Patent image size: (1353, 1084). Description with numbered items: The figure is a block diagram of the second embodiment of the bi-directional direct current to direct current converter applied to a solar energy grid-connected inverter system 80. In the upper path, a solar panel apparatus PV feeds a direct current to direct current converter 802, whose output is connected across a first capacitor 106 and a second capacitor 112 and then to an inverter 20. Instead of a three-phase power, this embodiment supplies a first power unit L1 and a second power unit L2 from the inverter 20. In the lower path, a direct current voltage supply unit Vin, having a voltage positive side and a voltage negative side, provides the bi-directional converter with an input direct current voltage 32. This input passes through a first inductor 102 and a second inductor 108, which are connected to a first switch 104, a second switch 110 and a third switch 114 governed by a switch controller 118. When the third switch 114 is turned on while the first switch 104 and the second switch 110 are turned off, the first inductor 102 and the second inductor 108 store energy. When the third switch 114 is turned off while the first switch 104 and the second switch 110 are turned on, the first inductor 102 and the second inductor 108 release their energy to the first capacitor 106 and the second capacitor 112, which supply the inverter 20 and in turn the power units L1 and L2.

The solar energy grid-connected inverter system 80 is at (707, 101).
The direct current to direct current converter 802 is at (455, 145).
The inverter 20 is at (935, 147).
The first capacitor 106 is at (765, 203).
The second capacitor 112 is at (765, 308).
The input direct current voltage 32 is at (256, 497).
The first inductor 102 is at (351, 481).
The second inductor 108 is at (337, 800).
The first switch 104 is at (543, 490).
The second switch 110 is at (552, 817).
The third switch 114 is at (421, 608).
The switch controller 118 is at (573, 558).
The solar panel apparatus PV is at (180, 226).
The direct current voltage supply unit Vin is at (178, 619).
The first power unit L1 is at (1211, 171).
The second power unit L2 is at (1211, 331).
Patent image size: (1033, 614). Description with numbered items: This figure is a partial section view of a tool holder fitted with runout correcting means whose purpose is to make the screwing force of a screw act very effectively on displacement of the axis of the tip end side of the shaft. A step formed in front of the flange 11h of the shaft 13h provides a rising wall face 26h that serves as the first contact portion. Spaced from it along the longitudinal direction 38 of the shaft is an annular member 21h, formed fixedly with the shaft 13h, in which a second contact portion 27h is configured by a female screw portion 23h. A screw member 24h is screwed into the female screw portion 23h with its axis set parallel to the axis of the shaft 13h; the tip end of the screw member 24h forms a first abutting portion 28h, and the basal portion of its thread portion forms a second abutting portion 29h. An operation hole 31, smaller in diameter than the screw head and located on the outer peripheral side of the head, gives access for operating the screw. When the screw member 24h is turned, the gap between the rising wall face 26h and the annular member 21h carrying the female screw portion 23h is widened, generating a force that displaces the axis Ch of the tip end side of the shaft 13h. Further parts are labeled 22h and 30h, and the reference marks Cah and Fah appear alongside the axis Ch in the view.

-- -- --

Pull out every line in the material above that contains the string "reference". Case counts.

Patent image size: (1033, 614). Description with numbered items: This figure is a partial section view of a tool holder fitted with runout correcting means whose purpose is to make the screwing force of a screw act very effectively on displacement of the axis of the tip end side of the shaft. A step formed in front of the flange 11h of the shaft 13h provides a rising wall face 26h that serves as the first contact portion. Spaced from it along the longitudinal direction 38 of the shaft is an annular member 21h, formed fixedly with the shaft 13h, in which a second contact portion 27h is configured by a female screw portion 23h. A screw member 24h is screwed into the female screw portion 23h with its axis set parallel to the axis of the shaft 13h; the tip end of the screw member 24h forms a first abutting portion 28h, and the basal portion of its thread portion forms a second abutting portion 29h. An operation hole 31, smaller in diameter than the screw head and located on the outer peripheral side of the head, gives access for operating the screw. When the screw member 24h is turned, the gap between the rising wall face 26h and the annular member 21h carrying the female screw portion 23h is widened, generating a force that displaces the axis Ch of the tip end side of the shaft 13h. Further parts are labeled 22h and 30h, and the reference marks Cah and Fah appear alongside the axis Ch in the view.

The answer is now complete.